» Recorded information:

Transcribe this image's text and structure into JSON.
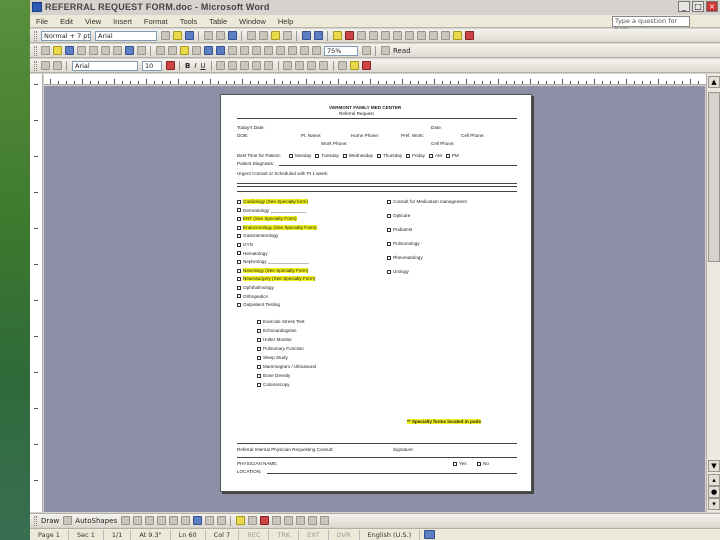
{
  "window": {
    "title": "REFERRAL REQUEST FORM.doc - Microsoft Word",
    "help_placeholder": "Type a question for help"
  },
  "menu": [
    "File",
    "Edit",
    "View",
    "Insert",
    "Format",
    "Tools",
    "Table",
    "Window",
    "Help"
  ],
  "toolbar1": {
    "style": "Normal + 7 pt",
    "font": "Arial"
  },
  "toolbar2": {
    "zoom": "75%",
    "read_label": "Read"
  },
  "toolbar3": {
    "font": "Arial",
    "size": "10"
  },
  "form": {
    "header1": "VERMONT FAMILY MED CENTER",
    "header2": "Referral Request",
    "r1": [
      "Today's Date:",
      "Date:"
    ],
    "r2": [
      "DOB:",
      "Pt. Name:",
      "Home Phone:",
      "Pref. Work:",
      "Cell Phone:"
    ],
    "r3": [
      "Work Phone:",
      "Cell Phone:"
    ],
    "days_label": "Best Time for Patient:",
    "days": [
      "Monday",
      "Tuesday",
      "Wednesday",
      "Thursday",
      "Friday",
      "AM",
      "PM"
    ],
    "diag": "Patient Diagnosis:",
    "urgent": "Urgent Consult or Scheduled with Pt 1 week:",
    "left": [
      {
        "t": "Cardiology (See Specialty form)",
        "hl": true
      },
      {
        "t": "Dermatology ______________",
        "hl": false
      },
      {
        "t": "ENT (See Specialty Form)",
        "hl": true
      },
      {
        "t": "Endocrinology (See Specialty Form)",
        "hl": true
      },
      {
        "t": "Gastroenterology",
        "hl": false
      },
      {
        "t": "GYN",
        "hl": false
      },
      {
        "t": "Hematology",
        "hl": false
      },
      {
        "t": "Nephrology ________________",
        "hl": false
      },
      {
        "t": "Neurology (See Specialty Form)",
        "hl": true
      },
      {
        "t": "Neurosurgery (See Specialty Form)",
        "hl": true
      },
      {
        "t": "Ophthalmology",
        "hl": false
      },
      {
        "t": "Orthopedics",
        "hl": false
      },
      {
        "t": "Outpatient Testing",
        "hl": false
      }
    ],
    "right": [
      "Consult for Medication management",
      "Opticare",
      "Podiatrist",
      "Pulmonology",
      "Rheumatology",
      "Urology"
    ],
    "testing": [
      "Exercise Stress Test",
      "Echocardiogram",
      "Holter Monitor",
      "Pulmonary Function",
      "Sleep Study",
      "Mammogram / Ultrasound",
      "Bone Density",
      "Colonoscopy"
    ],
    "specialty_note": "** Specialty forms located in pods",
    "physician": "Referral Internal Physician Requesting Consult:",
    "signature": "Signature:",
    "phys_name": "PHYSICIAN NAME:",
    "location": "LOCATION:",
    "yes": "Yes",
    "no": "No"
  },
  "drawbar": {
    "draw": "Draw",
    "autoshapes": "AutoShapes"
  },
  "status": {
    "page": "Page 1",
    "sec": "Sec 1",
    "pos": "1/1",
    "at": "At 9.3\"",
    "ln": "Ln 60",
    "col": "Col 7",
    "rec": "REC",
    "trk": "TRK",
    "ext": "EXT",
    "ovr": "OVR",
    "lang": "English (U.S.)"
  }
}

» What you have to do: State how many lines in the entries above include the word "Phone"; reply with the number alone.

» Result of the exercise: 4